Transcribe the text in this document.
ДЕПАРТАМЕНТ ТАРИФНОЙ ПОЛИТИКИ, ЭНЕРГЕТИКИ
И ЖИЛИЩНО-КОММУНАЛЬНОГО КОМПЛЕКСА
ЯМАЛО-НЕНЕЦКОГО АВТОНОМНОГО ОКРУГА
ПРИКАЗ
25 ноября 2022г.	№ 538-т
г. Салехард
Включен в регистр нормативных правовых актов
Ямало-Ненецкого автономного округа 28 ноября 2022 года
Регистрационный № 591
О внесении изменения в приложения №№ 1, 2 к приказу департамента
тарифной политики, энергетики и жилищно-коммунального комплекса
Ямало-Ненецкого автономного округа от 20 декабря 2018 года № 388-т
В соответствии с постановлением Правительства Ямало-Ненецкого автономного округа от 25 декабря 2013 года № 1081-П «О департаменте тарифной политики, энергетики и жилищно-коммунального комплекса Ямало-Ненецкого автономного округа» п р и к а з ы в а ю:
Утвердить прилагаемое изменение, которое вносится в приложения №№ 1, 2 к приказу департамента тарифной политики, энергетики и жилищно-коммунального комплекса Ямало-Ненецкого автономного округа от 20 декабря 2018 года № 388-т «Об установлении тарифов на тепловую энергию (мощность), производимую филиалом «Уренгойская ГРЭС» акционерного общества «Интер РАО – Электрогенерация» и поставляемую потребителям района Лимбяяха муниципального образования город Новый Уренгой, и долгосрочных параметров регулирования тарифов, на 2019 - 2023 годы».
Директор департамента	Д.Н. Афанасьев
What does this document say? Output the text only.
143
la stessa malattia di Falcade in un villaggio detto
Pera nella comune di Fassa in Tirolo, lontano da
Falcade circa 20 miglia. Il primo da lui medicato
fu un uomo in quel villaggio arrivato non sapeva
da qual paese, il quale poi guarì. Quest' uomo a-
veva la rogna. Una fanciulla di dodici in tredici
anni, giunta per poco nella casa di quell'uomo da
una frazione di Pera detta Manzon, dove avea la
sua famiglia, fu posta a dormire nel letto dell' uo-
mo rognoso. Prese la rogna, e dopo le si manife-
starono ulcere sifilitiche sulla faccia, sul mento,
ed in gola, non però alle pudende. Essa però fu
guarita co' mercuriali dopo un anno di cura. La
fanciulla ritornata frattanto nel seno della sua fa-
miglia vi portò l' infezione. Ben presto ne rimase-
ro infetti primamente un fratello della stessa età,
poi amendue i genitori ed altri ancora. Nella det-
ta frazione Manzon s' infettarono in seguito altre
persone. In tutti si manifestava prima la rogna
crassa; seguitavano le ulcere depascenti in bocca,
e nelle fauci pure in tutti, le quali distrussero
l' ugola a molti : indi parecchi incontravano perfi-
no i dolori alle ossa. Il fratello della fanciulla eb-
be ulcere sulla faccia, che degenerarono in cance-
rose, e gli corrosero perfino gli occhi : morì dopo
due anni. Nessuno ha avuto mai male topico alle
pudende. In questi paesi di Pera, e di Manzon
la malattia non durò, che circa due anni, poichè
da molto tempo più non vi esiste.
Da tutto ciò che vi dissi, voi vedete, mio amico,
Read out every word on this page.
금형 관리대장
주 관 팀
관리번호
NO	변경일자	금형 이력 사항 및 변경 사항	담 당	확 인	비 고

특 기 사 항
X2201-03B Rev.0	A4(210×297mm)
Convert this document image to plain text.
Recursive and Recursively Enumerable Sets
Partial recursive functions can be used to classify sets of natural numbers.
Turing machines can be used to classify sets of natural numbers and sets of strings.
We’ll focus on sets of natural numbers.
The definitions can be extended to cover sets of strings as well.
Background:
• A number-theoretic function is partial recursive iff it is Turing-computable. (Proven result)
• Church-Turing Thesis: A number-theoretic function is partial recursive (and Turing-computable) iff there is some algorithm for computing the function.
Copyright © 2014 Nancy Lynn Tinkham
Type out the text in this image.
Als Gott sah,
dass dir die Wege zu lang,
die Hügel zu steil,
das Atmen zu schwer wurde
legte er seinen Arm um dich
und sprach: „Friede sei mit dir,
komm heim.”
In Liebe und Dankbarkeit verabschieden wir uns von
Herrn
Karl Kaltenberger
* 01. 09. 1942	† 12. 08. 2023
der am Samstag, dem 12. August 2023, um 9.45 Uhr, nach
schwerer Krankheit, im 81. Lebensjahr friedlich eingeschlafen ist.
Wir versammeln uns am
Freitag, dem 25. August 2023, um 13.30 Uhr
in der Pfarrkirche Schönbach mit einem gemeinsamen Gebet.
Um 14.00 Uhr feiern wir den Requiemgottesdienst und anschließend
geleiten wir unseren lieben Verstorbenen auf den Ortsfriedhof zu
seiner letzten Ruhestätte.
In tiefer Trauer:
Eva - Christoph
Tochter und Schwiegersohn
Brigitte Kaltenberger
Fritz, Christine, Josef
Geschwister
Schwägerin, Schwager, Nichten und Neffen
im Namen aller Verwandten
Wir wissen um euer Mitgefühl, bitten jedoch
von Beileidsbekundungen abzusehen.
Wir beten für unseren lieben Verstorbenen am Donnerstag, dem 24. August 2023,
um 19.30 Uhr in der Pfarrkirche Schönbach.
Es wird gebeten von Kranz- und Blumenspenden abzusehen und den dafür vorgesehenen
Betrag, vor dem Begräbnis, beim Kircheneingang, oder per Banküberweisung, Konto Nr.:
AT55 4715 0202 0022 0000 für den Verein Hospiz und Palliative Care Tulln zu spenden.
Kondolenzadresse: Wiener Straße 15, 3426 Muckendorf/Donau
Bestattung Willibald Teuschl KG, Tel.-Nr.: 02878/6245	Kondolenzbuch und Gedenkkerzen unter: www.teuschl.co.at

Required task | Transcribe all lines as written.

Task output |
Transcribe the text in this document.
ДЕПАРТАМЕНТ ТАРИФНОЙ ПОЛИТИКИ, ЭНЕРГЕТИКИ
И ЖИЛИЩНО-КОММУНАЛЬНОГО КОМПЛЕКСА
ЯМАЛО-НЕНЕЦКОГО АВТОНОМНОГО ОКРУГА
ПРИКАЗ
25 ноября 2022г.	№ 538-т
г. Салехард
Включен в регистр нормативных правовых актов
Ямало-Ненецкого автономного округа 28 ноября 2022 года
Регистрационный № 591
О внесении изменения в приложения №№ 1, 2 к приказу департамента
тарифной политики, энергетики и жилищно-коммунального комплекса
Ямало-Ненецкого автономного округа от 20 декабря 2018 года № 388-т
В соответствии с постановлением Правительства Ямало-Ненецкого автономного округа от 25 декабря 2013 года № 1081-П «О департаменте тарифной политики, энергетики и жилищно-коммунального комплекса Ямало-Ненецкого автономного округа» п р и к а з ы в а ю:
Утвердить прилагаемое изменение, которое вносится в приложения №№ 1, 2 к приказу департамента тарифной политики, энергетики и жилищно-коммунального комплекса Ямало-Ненецкого автономного округа от 20 декабря 2018 года № 388-т «Об установлении тарифов на тепловую энергию (мощность), производимую филиалом «Уренгойская ГРЭС» акционерного общества «Интер РАО – Электрогенерация» и поставляемую потребителям района Лимбяяха муниципального образования город Новый Уренгой, и долгосрочных параметров регулирования тарифов, на 2019 - 2023 годы».
Директор департамента	Д.Н. Афанасьев
What does this document say? Output the text only.
143
la stessa malattia di Falcade in un villaggio detto
Pera nella comune di Fassa in Tirolo, lontano da
Falcade circa 20 miglia. Il primo da lui medicato
fu un uomo in quel villaggio arrivato non sapeva
da qual paese, il quale poi guarì. Quest' uomo a-
veva la rogna. Una fanciulla di dodici in tredici
anni, giunta per poco nella casa di quell'uomo da
una frazione di Pera detta Manzon, dove avea la
sua famiglia, fu posta a dormire nel letto dell' uo-
mo rognoso. Prese la rogna, e dopo le si manife-
starono ulcere sifilitiche sulla faccia, sul mento,
ed in gola, non però alle pudende. Essa però fu
guarita co' mercuriali dopo un anno di cura. La
fanciulla ritornata frattanto nel seno della sua fa-
miglia vi portò l' infezione. Ben presto ne rimase-
ro infetti primamente un fratello della stessa età,
poi amendue i genitori ed altri ancora. Nella det-
ta frazione Manzon s' infettarono in seguito altre
persone. In tutti si manifestava prima la rogna
crassa; seguitavano le ulcere depascenti in bocca,
e nelle fauci pure in tutti, le quali distrussero
l' ugola a molti : indi parecchi incontravano perfi-
no i dolori alle ossa. Il fratello della fanciulla eb-
be ulcere sulla faccia, che degenerarono in cance-
rose, e gli corrosero perfino gli occhi : morì dopo
due anni. Nessuno ha avuto mai male topico alle
pudende. In questi paesi di Pera, e di Manzon
la malattia non durò, che circa due anni, poichè
da molto tempo più non vi esiste.
Da tutto ciò che vi dissi, voi vedete, mio amico,
Read out every word on this page.
금형 관리대장
주 관 팀
관리번호
NO	변경일자	금형 이력 사항 및 변경 사항	담 당	확 인	비 고

특 기 사 항
X2201-03B Rev.0	A4(210×297mm)
Convert this document image to plain text.
Recursive and Recursively Enumerable Sets
Partial recursive functions can be used to classify sets of natural numbers.
Turing machines can be used to classify sets of natural numbers and sets of strings.
We’ll focus on sets of natural numbers.
The definitions can be extended to cover sets of strings as well.
Background:
• A number-theoretic function is partial recursive iff it is Turing-computable. (Proven result)
• Church-Turing Thesis: A number-theoretic function is partial recursive (and Turing-computable) iff there is some algorithm for computing the function.
Copyright © 2014 Nancy Lynn Tinkham
Type out the text in this image.
Als Gott sah,
dass dir die Wege zu lang,
die Hügel zu steil,
das Atmen zu schwer wurde
legte er seinen Arm um dich
und sprach: „Friede sei mit dir,
komm heim.”
In Liebe und Dankbarkeit verabschieden wir uns von
Herrn
Karl Kaltenberger
* 01. 09. 1942	† 12. 08. 2023
der am Samstag, dem 12. August 2023, um 9.45 Uhr, nach
schwerer Krankheit, im 81. Lebensjahr friedlich eingeschlafen ist.
Wir versammeln uns am
Freitag, dem 25. August 2023, um 13.30 Uhr
in der Pfarrkirche Schönbach mit einem gemeinsamen Gebet.
Um 14.00 Uhr feiern wir den Requiemgottesdienst und anschließend
geleiten wir unseren lieben Verstorbenen auf den Ortsfriedhof zu
seiner letzten Ruhestätte.
In tiefer Trauer:
Eva - Christoph
Tochter und Schwiegersohn
Brigitte Kaltenberger
Fritz, Christine, Josef
Geschwister
Schwägerin, Schwager, Nichten und Neffen
im Namen aller Verwandten
Wir wissen um euer Mitgefühl, bitten jedoch
von Beileidsbekundungen abzusehen.
Wir beten für unseren lieben Verstorbenen am Donnerstag, dem 24. August 2023,
um 19.30 Uhr in der Pfarrkirche Schönbach.
Es wird gebeten von Kranz- und Blumenspenden abzusehen und den dafür vorgesehenen
Betrag, vor dem Begräbnis, beim Kircheneingang, oder per Banküberweisung, Konto Nr.:
AT55 4715 0202 0022 0000 für den Verein Hospiz und Palliative Care Tulln zu spenden.
Kondolenzadresse: Wiener Straße 15, 3426 Muckendorf/Donau
Bestattung Willibald Teuschl KG, Tel.-Nr.: 02878/6245	Kondolenzbuch und Gedenkkerzen unter: www.teuschl.co.at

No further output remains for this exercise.